§ Exercise instructions: Write out the material below exactly, beginning at the line that contains "What data populates" and ending with its last line, both ends included; write nothing else.

§

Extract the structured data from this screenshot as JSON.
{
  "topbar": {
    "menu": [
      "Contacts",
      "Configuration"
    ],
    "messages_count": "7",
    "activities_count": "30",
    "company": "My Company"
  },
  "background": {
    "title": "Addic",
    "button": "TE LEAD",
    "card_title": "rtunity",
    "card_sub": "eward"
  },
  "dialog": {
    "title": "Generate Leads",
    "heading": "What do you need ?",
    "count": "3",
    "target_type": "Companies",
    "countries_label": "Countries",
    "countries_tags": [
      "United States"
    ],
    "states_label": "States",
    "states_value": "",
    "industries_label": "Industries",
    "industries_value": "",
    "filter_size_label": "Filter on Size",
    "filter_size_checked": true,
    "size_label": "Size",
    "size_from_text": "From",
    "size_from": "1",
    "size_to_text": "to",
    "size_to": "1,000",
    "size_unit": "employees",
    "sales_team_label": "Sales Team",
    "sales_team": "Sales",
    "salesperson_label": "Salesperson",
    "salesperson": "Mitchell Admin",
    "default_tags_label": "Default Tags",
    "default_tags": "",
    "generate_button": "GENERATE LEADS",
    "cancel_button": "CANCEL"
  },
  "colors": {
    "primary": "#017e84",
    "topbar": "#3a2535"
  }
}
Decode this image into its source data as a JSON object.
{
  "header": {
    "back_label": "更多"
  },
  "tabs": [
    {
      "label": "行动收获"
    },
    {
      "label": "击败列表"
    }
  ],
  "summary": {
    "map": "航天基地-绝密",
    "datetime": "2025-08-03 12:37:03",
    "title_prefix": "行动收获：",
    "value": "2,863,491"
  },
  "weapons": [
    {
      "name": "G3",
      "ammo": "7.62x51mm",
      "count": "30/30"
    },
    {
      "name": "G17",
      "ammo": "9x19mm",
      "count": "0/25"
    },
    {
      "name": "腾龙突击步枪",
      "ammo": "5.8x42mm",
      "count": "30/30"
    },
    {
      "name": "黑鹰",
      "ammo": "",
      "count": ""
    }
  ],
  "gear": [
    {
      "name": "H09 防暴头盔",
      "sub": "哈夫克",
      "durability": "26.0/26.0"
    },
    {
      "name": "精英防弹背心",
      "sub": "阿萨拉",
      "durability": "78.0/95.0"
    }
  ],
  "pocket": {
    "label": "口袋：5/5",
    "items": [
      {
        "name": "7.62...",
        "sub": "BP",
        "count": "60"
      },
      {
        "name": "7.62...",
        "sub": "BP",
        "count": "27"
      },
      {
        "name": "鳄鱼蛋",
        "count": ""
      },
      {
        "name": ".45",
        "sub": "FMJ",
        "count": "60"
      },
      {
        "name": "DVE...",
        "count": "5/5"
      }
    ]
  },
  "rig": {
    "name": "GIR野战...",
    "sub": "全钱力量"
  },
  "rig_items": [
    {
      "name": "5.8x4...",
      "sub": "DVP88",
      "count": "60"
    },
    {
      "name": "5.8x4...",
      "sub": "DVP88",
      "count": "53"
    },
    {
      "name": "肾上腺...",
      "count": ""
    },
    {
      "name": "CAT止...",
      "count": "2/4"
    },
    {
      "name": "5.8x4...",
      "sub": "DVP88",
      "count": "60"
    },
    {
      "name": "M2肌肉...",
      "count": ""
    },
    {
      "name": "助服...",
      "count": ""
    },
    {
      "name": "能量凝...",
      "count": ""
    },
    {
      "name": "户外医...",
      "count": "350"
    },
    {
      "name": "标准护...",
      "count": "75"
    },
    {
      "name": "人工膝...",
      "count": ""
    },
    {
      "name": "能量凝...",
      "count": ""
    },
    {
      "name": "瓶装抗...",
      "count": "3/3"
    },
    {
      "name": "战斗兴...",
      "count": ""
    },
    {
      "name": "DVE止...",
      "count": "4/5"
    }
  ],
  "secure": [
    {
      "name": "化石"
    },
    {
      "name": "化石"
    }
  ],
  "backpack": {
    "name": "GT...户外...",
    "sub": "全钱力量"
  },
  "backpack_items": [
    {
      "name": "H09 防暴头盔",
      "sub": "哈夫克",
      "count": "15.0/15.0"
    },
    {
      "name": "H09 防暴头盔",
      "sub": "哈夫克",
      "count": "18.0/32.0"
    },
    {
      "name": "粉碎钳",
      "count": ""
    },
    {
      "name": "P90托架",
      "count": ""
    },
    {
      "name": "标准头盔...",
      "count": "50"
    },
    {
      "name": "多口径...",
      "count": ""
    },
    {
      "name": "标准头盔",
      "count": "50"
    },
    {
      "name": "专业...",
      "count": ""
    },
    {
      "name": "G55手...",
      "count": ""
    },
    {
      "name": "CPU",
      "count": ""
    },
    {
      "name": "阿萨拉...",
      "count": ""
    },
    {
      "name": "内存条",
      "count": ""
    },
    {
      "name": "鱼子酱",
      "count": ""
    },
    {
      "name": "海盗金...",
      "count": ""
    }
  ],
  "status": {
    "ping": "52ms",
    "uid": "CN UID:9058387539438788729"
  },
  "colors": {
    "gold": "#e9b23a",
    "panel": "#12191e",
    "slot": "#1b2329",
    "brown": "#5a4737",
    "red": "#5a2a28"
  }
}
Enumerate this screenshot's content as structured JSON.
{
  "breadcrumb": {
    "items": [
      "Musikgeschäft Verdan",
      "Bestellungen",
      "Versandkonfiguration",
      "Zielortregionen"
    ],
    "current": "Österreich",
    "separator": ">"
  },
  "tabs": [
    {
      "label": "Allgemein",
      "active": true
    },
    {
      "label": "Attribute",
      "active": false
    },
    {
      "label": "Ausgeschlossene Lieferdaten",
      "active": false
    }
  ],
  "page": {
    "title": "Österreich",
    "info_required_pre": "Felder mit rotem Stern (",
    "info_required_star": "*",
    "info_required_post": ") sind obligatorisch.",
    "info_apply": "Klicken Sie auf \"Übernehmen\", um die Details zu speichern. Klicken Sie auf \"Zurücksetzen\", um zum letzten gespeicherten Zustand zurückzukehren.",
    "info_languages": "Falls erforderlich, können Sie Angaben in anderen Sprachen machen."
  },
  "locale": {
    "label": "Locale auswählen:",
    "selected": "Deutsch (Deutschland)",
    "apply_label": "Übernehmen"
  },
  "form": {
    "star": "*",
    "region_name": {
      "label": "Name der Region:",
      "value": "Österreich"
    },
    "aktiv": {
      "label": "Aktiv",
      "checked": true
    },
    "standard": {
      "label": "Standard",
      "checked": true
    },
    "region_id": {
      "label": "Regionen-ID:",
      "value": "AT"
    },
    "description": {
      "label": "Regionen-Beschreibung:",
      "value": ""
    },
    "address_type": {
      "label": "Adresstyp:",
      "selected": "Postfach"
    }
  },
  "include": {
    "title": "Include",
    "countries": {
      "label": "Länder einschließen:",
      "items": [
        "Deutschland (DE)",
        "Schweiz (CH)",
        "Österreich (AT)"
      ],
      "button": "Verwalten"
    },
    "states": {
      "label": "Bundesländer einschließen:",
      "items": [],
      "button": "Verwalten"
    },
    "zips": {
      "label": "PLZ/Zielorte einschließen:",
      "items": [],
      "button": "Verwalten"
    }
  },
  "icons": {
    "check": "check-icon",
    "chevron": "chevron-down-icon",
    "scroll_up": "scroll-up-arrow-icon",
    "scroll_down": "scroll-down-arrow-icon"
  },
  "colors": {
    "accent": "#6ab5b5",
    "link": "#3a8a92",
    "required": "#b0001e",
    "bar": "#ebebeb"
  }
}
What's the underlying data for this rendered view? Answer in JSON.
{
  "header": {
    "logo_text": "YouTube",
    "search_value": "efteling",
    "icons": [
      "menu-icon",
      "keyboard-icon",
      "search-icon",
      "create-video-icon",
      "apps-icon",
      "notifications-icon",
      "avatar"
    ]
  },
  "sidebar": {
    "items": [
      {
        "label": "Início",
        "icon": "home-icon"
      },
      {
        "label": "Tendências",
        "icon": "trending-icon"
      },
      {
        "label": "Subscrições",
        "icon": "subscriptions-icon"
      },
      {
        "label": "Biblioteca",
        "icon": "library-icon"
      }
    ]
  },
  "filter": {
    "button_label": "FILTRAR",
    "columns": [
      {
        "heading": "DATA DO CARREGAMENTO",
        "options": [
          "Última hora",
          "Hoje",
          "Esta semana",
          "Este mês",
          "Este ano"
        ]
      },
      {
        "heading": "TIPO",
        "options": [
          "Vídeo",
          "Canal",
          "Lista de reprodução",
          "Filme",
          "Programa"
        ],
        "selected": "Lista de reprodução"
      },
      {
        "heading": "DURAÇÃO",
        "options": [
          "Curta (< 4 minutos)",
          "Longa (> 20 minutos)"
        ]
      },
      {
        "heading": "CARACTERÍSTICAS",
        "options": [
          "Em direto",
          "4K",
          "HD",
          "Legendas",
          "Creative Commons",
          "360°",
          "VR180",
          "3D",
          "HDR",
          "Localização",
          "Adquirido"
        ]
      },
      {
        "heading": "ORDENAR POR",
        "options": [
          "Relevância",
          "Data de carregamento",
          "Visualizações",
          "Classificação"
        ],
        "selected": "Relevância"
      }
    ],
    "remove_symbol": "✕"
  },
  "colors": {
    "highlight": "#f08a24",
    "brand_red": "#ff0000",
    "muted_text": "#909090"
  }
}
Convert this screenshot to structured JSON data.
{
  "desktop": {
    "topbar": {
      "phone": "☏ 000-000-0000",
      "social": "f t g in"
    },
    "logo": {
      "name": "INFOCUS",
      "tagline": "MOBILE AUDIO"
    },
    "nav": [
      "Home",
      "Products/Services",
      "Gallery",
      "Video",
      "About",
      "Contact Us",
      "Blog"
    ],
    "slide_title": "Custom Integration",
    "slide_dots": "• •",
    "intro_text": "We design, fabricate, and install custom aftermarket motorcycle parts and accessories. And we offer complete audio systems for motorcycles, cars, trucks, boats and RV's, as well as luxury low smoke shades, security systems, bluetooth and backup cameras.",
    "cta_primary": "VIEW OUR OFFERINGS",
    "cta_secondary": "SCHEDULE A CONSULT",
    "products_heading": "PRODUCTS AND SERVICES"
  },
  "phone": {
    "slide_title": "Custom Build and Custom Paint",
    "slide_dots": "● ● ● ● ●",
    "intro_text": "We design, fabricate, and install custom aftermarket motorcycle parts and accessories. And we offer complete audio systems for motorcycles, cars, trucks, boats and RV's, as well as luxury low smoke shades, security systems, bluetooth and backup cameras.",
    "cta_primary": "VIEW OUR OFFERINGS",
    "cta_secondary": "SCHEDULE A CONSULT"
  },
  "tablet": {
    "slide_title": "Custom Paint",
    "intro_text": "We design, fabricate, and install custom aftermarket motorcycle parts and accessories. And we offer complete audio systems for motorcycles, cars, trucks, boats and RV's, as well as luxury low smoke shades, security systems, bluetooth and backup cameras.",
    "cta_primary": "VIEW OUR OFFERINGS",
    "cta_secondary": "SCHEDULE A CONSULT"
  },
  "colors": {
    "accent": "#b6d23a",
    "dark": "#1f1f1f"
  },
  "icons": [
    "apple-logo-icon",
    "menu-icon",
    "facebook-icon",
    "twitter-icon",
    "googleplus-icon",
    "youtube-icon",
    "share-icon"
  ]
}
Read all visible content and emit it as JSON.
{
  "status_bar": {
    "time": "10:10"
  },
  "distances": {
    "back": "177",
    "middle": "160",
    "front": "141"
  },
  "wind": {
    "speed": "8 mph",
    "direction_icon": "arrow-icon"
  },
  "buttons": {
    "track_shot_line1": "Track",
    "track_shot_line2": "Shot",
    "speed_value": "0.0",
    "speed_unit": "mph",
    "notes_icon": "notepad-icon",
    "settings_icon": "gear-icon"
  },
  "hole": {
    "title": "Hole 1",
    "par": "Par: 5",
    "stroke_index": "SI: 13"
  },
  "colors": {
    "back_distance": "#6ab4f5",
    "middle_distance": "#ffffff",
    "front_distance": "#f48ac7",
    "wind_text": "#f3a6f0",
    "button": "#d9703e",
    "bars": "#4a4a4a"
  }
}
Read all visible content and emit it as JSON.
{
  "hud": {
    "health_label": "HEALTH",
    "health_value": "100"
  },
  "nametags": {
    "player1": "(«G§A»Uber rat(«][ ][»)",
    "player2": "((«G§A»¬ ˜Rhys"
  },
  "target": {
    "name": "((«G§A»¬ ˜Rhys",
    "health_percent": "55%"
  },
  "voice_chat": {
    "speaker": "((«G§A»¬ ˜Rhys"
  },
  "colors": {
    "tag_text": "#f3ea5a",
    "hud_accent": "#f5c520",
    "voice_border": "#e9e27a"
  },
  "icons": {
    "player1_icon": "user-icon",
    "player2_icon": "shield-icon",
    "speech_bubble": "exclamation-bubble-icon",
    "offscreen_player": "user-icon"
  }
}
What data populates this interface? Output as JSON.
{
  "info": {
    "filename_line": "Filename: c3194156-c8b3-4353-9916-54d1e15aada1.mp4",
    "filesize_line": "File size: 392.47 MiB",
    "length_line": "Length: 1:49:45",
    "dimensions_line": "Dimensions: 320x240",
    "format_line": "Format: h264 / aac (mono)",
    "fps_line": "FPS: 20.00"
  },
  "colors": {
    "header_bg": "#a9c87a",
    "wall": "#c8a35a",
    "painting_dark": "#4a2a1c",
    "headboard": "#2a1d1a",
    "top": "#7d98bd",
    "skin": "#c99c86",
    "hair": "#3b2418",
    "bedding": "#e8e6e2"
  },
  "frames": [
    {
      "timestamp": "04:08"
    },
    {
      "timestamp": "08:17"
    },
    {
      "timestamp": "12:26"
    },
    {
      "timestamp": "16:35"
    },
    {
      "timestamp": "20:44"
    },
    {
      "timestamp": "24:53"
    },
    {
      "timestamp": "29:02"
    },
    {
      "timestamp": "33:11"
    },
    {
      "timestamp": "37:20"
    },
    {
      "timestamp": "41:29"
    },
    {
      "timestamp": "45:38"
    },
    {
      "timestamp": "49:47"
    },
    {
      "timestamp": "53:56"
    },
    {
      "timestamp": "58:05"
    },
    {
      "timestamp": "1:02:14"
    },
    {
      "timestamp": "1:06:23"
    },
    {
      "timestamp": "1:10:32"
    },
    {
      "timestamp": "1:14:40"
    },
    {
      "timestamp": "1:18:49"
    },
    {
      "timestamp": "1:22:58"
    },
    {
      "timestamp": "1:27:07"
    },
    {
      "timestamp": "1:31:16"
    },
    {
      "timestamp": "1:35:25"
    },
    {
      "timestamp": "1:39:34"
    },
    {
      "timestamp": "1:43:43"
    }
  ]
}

§

§ Solved problem:
What data populates this interface? Output as JSON.
{
  "info": {
    "filename_line": "Filename: c3194156-c8b3-4353-9916-54d1e15aada1.mp4",
    "filesize_line": "File size: 392.47 MiB",
    "length_line": "Length: 1:49:45",
    "dimensions_line": "Dimensions: 320x240",
    "format_line": "Format: h264 / aac (mono)",
    "fps_line": "FPS: 20.00"
  },
  "colors": {
    "header_bg": "#a9c87a",
    "wall": "#c8a35a",
    "painting_dark": "#4a2a1c",
    "headboard": "#2a1d1a",
    "top": "#7d98bd",
    "skin": "#c99c86",
    "hair": "#3b2418",
    "bedding": "#e8e6e2"
  },
  "frames": [
    {
      "timestamp": "04:08"
    },
    {
      "timestamp": "08:17"
    },
    {
      "timestamp": "12:26"
    },
    {
      "timestamp": "16:35"
    },
    {
      "timestamp": "20:44"
    },
    {
      "timestamp": "24:53"
    },
    {
      "timestamp": "29:02"
    },
    {
      "timestamp": "33:11"
    },
    {
      "timestamp": "37:20"
    },
    {
      "timestamp": "41:29"
    },
    {
      "timestamp": "45:38"
    },
    {
      "timestamp": "49:47"
    },
    {
      "timestamp": "53:56"
    },
    {
      "timestamp": "58:05"
    },
    {
      "timestamp": "1:02:14"
    },
    {
      "timestamp": "1:06:23"
    },
    {
      "timestamp": "1:10:32"
    },
    {
      "timestamp": "1:14:40"
    },
    {
      "timestamp": "1:18:49"
    },
    {
      "timestamp": "1:22:58"
    },
    {
      "timestamp": "1:27:07"
    },
    {
      "timestamp": "1:31:16"
    },
    {
      "timestamp": "1:35:25"
    },
    {
      "timestamp": "1:39:34"
    },
    {
      "timestamp": "1:43:43"
    }
  ]
}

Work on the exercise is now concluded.